Given task
Set down verbatim the part of the items that opens with the line containing "action-icons <box>438 243 523 262</box>" and closes with the line containing "caption-line: vivendo un", both lines included.

----- Records to use -----

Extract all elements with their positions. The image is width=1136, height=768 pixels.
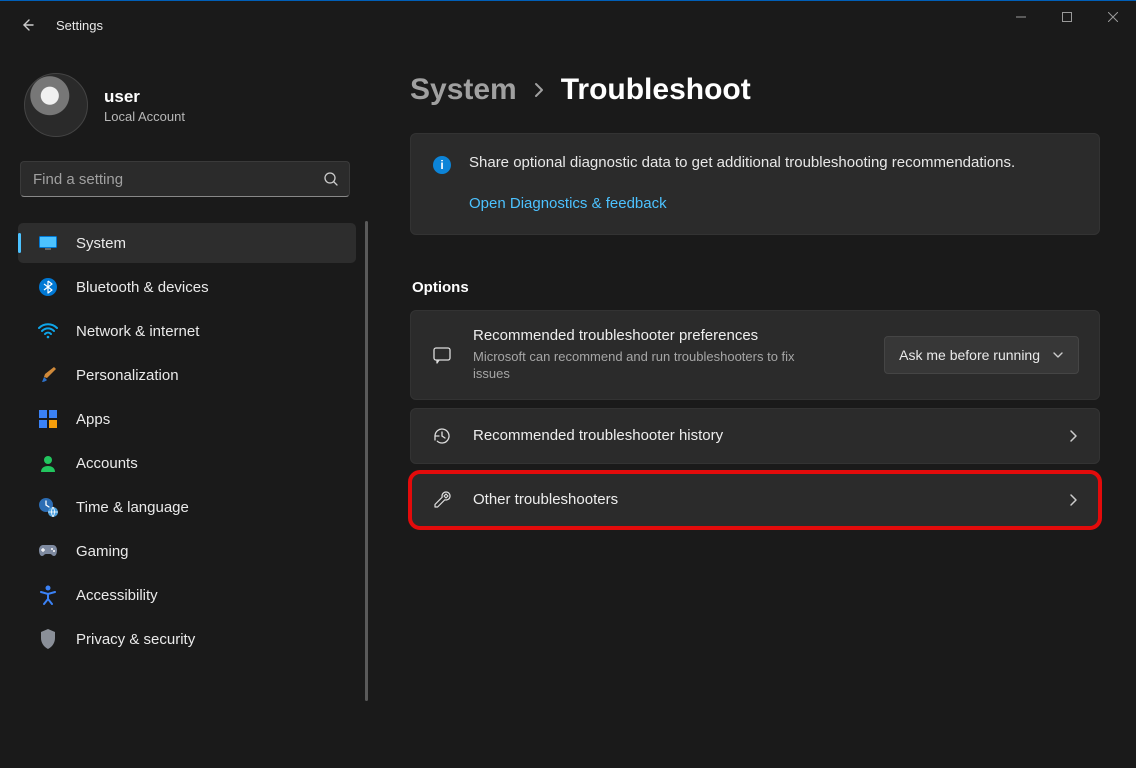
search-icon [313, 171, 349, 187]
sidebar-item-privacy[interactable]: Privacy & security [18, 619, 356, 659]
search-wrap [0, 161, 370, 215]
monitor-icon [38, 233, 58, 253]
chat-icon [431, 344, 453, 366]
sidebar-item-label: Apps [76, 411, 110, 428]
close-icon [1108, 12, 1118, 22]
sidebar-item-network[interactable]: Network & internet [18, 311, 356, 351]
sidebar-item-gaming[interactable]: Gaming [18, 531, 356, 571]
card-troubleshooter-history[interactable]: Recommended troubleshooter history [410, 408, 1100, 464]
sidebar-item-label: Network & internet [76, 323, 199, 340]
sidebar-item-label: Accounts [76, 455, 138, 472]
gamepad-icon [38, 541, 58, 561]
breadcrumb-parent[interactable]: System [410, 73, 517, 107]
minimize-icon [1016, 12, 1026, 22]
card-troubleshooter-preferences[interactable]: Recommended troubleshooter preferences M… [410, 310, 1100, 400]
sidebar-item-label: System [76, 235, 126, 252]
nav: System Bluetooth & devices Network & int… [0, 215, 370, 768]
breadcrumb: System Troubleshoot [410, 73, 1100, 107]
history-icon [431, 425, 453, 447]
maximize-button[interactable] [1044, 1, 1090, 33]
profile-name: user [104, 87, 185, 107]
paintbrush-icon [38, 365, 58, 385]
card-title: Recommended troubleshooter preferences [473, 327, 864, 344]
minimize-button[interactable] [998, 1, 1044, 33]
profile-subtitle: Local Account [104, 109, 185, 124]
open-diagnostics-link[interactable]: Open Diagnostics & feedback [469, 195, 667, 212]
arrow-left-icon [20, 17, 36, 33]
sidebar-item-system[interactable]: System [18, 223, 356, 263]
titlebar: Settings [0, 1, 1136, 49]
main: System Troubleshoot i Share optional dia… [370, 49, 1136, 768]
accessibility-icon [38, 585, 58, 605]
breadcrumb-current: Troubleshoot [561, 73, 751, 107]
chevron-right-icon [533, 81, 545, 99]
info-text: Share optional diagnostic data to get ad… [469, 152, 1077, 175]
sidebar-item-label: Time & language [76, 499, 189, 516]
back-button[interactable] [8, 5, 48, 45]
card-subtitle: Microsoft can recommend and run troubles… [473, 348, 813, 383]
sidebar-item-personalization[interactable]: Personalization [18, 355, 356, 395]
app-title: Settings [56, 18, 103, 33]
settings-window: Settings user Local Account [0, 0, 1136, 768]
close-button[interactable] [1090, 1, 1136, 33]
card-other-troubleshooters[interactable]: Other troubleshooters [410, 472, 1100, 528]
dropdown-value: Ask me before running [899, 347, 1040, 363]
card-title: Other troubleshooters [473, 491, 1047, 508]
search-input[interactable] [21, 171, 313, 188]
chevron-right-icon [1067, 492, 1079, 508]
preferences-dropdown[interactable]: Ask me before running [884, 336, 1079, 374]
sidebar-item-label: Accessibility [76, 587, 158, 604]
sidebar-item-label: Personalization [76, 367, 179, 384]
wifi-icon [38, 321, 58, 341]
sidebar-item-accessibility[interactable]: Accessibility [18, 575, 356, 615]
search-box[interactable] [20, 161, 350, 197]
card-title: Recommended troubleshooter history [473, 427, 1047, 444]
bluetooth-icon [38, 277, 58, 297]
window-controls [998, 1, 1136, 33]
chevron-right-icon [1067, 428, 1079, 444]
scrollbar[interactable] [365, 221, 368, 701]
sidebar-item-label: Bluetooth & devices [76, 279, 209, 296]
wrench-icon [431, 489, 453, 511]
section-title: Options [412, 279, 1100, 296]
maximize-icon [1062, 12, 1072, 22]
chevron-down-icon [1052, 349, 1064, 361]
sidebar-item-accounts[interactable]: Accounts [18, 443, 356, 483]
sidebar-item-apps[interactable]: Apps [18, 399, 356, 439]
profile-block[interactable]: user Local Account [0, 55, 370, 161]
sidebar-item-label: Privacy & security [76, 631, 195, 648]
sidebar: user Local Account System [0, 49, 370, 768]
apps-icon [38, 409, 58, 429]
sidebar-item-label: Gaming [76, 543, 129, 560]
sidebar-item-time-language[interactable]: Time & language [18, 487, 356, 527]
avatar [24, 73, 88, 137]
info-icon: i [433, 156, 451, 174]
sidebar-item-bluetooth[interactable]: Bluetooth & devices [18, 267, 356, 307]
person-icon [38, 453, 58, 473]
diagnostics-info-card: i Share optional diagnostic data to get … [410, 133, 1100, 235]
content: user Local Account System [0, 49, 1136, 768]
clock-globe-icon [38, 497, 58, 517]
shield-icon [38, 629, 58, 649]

-----
----- Records to use -----

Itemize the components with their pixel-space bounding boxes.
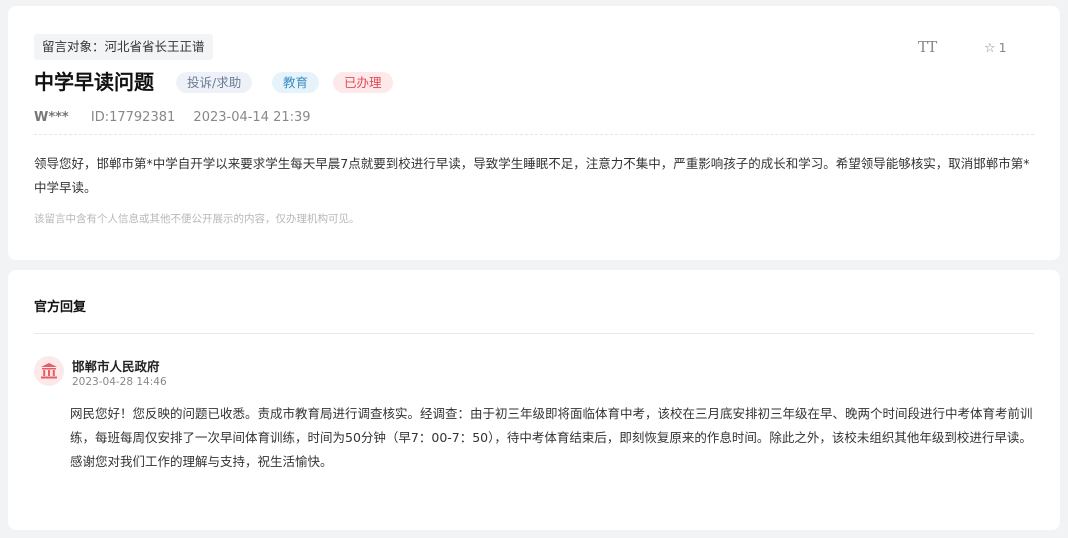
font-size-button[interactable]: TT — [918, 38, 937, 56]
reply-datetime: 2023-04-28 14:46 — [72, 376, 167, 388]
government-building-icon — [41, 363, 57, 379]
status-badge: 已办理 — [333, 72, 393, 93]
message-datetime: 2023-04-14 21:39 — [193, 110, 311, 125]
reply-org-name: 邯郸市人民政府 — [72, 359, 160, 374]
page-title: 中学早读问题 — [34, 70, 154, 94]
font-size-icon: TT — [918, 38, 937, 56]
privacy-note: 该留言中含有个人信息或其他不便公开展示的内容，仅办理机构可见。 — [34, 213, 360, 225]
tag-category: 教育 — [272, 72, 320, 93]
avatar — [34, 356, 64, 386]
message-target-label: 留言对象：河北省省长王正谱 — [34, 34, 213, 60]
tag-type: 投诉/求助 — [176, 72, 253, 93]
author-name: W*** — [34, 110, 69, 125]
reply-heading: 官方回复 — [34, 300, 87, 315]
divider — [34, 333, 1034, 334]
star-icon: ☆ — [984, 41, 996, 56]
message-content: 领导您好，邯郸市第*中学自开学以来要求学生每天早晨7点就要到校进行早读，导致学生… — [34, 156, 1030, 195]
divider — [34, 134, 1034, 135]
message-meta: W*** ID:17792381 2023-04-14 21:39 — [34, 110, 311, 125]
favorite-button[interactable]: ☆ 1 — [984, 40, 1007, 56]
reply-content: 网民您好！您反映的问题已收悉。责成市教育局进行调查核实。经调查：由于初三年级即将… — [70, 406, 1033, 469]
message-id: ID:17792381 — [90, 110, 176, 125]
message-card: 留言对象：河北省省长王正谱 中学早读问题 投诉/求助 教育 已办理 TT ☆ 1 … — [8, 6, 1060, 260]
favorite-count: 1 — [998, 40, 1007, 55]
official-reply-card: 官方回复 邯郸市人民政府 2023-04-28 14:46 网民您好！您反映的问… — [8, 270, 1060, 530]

-----
----- Records to use -----

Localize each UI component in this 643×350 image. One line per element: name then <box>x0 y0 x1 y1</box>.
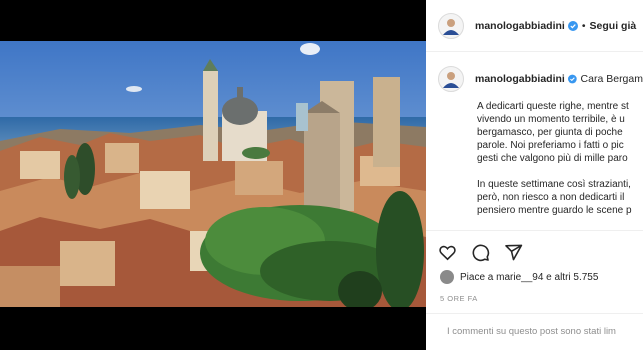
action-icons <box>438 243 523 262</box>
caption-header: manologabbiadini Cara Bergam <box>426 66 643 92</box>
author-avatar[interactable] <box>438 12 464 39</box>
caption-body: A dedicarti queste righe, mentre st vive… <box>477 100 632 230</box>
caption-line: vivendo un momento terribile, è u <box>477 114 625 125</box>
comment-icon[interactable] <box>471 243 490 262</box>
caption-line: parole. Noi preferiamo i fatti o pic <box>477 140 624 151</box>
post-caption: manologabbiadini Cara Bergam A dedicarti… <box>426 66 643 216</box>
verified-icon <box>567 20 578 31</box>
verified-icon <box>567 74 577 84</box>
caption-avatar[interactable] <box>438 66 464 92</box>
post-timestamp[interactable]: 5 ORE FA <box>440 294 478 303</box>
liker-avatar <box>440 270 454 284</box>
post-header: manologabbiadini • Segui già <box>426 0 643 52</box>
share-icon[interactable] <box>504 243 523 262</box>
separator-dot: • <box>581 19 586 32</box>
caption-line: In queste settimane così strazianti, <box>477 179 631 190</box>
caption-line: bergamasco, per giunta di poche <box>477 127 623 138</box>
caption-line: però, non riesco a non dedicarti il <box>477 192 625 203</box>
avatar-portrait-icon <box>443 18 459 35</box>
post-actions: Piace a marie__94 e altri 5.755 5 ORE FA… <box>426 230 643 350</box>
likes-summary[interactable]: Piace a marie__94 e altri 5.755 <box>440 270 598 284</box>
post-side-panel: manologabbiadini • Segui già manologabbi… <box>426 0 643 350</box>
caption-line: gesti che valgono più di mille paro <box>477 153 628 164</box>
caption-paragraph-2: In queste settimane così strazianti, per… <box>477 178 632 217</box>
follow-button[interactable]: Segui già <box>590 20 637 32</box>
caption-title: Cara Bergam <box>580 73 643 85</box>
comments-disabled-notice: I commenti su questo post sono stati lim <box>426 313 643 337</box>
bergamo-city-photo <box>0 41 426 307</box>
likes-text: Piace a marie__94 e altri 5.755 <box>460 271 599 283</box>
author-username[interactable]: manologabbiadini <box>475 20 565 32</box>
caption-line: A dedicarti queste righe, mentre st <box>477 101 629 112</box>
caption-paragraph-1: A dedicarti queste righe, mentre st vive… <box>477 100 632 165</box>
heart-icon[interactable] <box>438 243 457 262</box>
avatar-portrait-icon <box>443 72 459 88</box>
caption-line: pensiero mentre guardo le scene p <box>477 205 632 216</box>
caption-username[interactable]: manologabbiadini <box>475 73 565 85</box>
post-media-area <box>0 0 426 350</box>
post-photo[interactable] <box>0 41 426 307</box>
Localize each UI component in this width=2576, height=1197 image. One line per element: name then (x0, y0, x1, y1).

-----

Task response
action-icons <box>438 243 523 262</box>
caption-header: manologabbiadini Cara Bergam <box>426 66 643 92</box>
author-avatar[interactable] <box>438 12 464 39</box>
caption-body: A dedicarti queste righe, mentre st vive… <box>477 100 632 230</box>
caption-line: vivendo un momento terribile, è u <box>477 114 625 125</box>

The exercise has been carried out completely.